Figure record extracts
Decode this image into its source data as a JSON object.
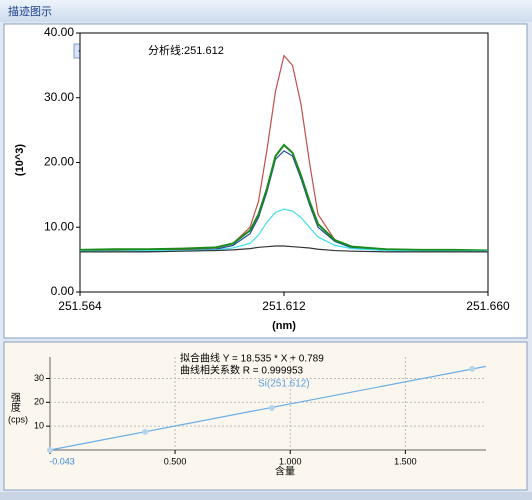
{
  "window": {
    "title": "描迹图示"
  },
  "chart_data": [
    {
      "type": "line",
      "annotation": "分析线:251.612",
      "ylabel": "(10^3)",
      "xlabel": "(nm)",
      "x": [
        251.564,
        251.572,
        251.58,
        251.588,
        251.596,
        251.6,
        251.604,
        251.606,
        251.608,
        251.61,
        251.612,
        251.614,
        251.616,
        251.618,
        251.62,
        251.624,
        251.628,
        251.636,
        251.644,
        251.652,
        251.66
      ],
      "series": [
        {
          "color": "#c0504d",
          "values": [
            6.3,
            6.4,
            6.4,
            6.5,
            6.8,
            7.5,
            10,
            14,
            22,
            31,
            36.5,
            35,
            29,
            20,
            12,
            8,
            7,
            6.6,
            6.5,
            6.4,
            6.4
          ]
        },
        {
          "color": "#1f4e9c",
          "values": [
            6.2,
            6.3,
            6.3,
            6.4,
            6.6,
            7.2,
            9,
            11.5,
            15.5,
            20.5,
            21.8,
            21,
            17.5,
            13.5,
            10,
            7.8,
            6.8,
            6.4,
            6.3,
            6.3,
            6.3
          ]
        },
        {
          "color": "#1a8a1a",
          "values": [
            6.5,
            6.6,
            6.6,
            6.7,
            6.9,
            7.5,
            9.5,
            12,
            16,
            21,
            22.7,
            21.5,
            18,
            14,
            10.5,
            8,
            7,
            6.6,
            6.5,
            6.5,
            6.4
          ]
        },
        {
          "color": "#40e0e8",
          "values": [
            6.3,
            6.3,
            6.4,
            6.4,
            6.5,
            6.8,
            7.5,
            8.8,
            10.8,
            12.3,
            12.8,
            12.5,
            11.5,
            10,
            8.5,
            7.2,
            6.7,
            6.4,
            6.3,
            6.3,
            6.3
          ]
        },
        {
          "color": "#333333",
          "values": [
            6.2,
            6.2,
            6.2,
            6.3,
            6.4,
            6.5,
            6.7,
            6.9,
            7.0,
            7.1,
            7.1,
            7.0,
            6.9,
            6.8,
            6.6,
            6.4,
            6.3,
            6.2,
            6.2,
            6.2,
            6.2
          ]
        }
      ],
      "xlim": [
        251.564,
        251.66
      ],
      "xticks": [
        251.564,
        251.612,
        {
          "value": 251.66,
          "label": "251.660"
        }
      ],
      "ylim": [
        0,
        40
      ],
      "yticks": [
        {
          "value": 0,
          "label": "0.00"
        },
        {
          "value": 10,
          "label": "10.00"
        },
        {
          "value": 20,
          "label": "20.00"
        },
        {
          "value": 30,
          "label": "30.00"
        },
        {
          "value": 40,
          "label": "40.00"
        }
      ],
      "grid": false
    },
    {
      "type": "scatter",
      "title_lines": [
        "拟合曲线  Y = 18.535 * X + 0.789",
        "曲线相关系数  R = 0.999953"
      ],
      "annotation": "Si(251.612)",
      "ylabel": "强度",
      "ylabel_unit": "(cps)",
      "xlabel": "含量",
      "series": [
        {
          "color": "#6aaee6",
          "markers": false,
          "x": [
            -0.043,
            1.85
          ],
          "values": [
            0.0,
            35.08
          ]
        },
        {
          "color": "#b8d4ea",
          "markers": true,
          "line": false,
          "x": [
            -0.043,
            0.37,
            0.92,
            1.79
          ],
          "values": [
            0.0,
            7.6,
            17.6,
            34.0
          ]
        }
      ],
      "xlim": [
        -0.043,
        1.85
      ],
      "xticks": [
        -0.043,
        {
          "value": 0.5,
          "label": "0.500"
        },
        {
          "value": 1,
          "label": "1.000"
        },
        {
          "value": 1.5,
          "label": "1.500"
        }
      ],
      "ylim": [
        0,
        39
      ],
      "yticks": [
        10,
        20,
        30
      ],
      "grid": true
    }
  ]
}
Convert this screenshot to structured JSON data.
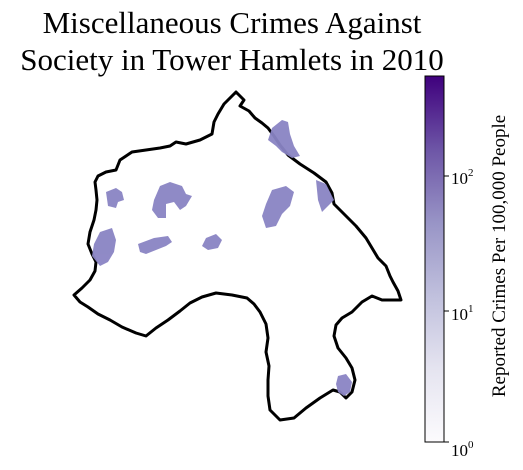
{
  "map": {
    "title_line1": "Miscellaneous Crimes Against",
    "title_line2": "Society in Tower Hamlets in 2010",
    "boundary_color": "#000000",
    "background_color": "#ffffff",
    "region_fill": "#8a84c4",
    "regions_shaded": 9
  },
  "colorbar": {
    "label": "Reported Crimes Per 100,000 People",
    "scale": "log",
    "range": [
      1,
      500
    ],
    "colormap": "Purples",
    "color_low": "#fcfbfd",
    "color_high": "#3f007d",
    "ticks": [
      {
        "base": "10",
        "exp": "0",
        "value": 1
      },
      {
        "base": "10",
        "exp": "1",
        "value": 10
      },
      {
        "base": "10",
        "exp": "2",
        "value": 100
      }
    ]
  }
}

■ **WHAT TO WORK ON**: Copy out all the records exactly, excluding pictures.

■ **FINISHED TASK**:
Decode this image into its source data as a JSON object.
{
  "window": {
    "title": "描迹图示"
  },
  "chart_data": [
    {
      "type": "line",
      "annotation": "分析线:251.612",
      "ylabel": "(10^3)",
      "xlabel": "(nm)",
      "x": [
        251.564,
        251.572,
        251.58,
        251.588,
        251.596,
        251.6,
        251.604,
        251.606,
        251.608,
        251.61,
        251.612,
        251.614,
        251.616,
        251.618,
        251.62,
        251.624,
        251.628,
        251.636,
        251.644,
        251.652,
        251.66
      ],
      "series": [
        {
          "color": "#c0504d",
          "values": [
            6.3,
            6.4,
            6.4,
            6.5,
            6.8,
            7.5,
            10,
            14,
            22,
            31,
            36.5,
            35,
            29,
            20,
            12,
            8,
            7,
            6.6,
            6.5,
            6.4,
            6.4
          ]
        },
        {
          "color": "#1f4e9c",
          "values": [
            6.2,
            6.3,
            6.3,
            6.4,
            6.6,
            7.2,
            9,
            11.5,
            15.5,
            20.5,
            21.8,
            21,
            17.5,
            13.5,
            10,
            7.8,
            6.8,
            6.4,
            6.3,
            6.3,
            6.3
          ]
        },
        {
          "color": "#1a8a1a",
          "values": [
            6.5,
            6.6,
            6.6,
            6.7,
            6.9,
            7.5,
            9.5,
            12,
            16,
            21,
            22.7,
            21.5,
            18,
            14,
            10.5,
            8,
            7,
            6.6,
            6.5,
            6.5,
            6.4
          ]
        },
        {
          "color": "#40e0e8",
          "values": [
            6.3,
            6.3,
            6.4,
            6.4,
            6.5,
            6.8,
            7.5,
            8.8,
            10.8,
            12.3,
            12.8,
            12.5,
            11.5,
            10,
            8.5,
            7.2,
            6.7,
            6.4,
            6.3,
            6.3,
            6.3
          ]
        },
        {
          "color": "#333333",
          "values": [
            6.2,
            6.2,
            6.2,
            6.3,
            6.4,
            6.5,
            6.7,
            6.9,
            7.0,
            7.1,
            7.1,
            7.0,
            6.9,
            6.8,
            6.6,
            6.4,
            6.3,
            6.2,
            6.2,
            6.2,
            6.2
          ]
        }
      ],
      "xlim": [
        251.564,
        251.66
      ],
      "xticks": [
        251.564,
        251.612,
        {
          "value": 251.66,
          "label": "251.660"
        }
      ],
      "ylim": [
        0,
        40
      ],
      "yticks": [
        {
          "value": 0,
          "label": "0.00"
        },
        {
          "value": 10,
          "label": "10.00"
        },
        {
          "value": 20,
          "label": "20.00"
        },
        {
          "value": 30,
          "label": "30.00"
        },
        {
          "value": 40,
          "label": "40.00"
        }
      ],
      "grid": false
    },
    {
      "type": "scatter",
      "title_lines": [
        "拟合曲线  Y = 18.535 * X + 0.789",
        "曲线相关系数  R = 0.999953"
      ],
      "annotation": "Si(251.612)",
      "ylabel": "强度",
      "ylabel_unit": "(cps)",
      "xlabel": "含量",
      "series": [
        {
          "color": "#6aaee6",
          "markers": false,
          "x": [
            -0.043,
            1.85
          ],
          "values": [
            0.0,
            35.08
          ]
        },
        {
          "color": "#b8d4ea",
          "markers": true,
          "line": false,
          "x": [
            -0.043,
            0.37,
            0.92,
            1.79
          ],
          "values": [
            0.0,
            7.6,
            17.6,
            34.0
          ]
        }
      ],
      "xlim": [
        -0.043,
        1.85
      ],
      "xticks": [
        -0.043,
        {
          "value": 0.5,
          "label": "0.500"
        },
        {
          "value": 1,
          "label": "1.000"
        },
        {
          "value": 1.5,
          "label": "1.500"
        }
      ],
      "ylim": [
        0,
        39
      ],
      "yticks": [
        10,
        20,
        30
      ],
      "grid": true
    }
  ]
}
Convert this screenshot to structured JSON data.
{
  "map": {
    "title_line1": "Miscellaneous Crimes Against",
    "title_line2": "Society in Tower Hamlets in 2010",
    "boundary_color": "#000000",
    "background_color": "#ffffff",
    "region_fill": "#8a84c4",
    "regions_shaded": 9
  },
  "colorbar": {
    "label": "Reported Crimes Per 100,000 People",
    "scale": "log",
    "range": [
      1,
      500
    ],
    "colormap": "Purples",
    "color_low": "#fcfbfd",
    "color_high": "#3f007d",
    "ticks": [
      {
        "base": "10",
        "exp": "0",
        "value": 1
      },
      {
        "base": "10",
        "exp": "1",
        "value": 10
      },
      {
        "base": "10",
        "exp": "2",
        "value": 100
      }
    ]
  }
}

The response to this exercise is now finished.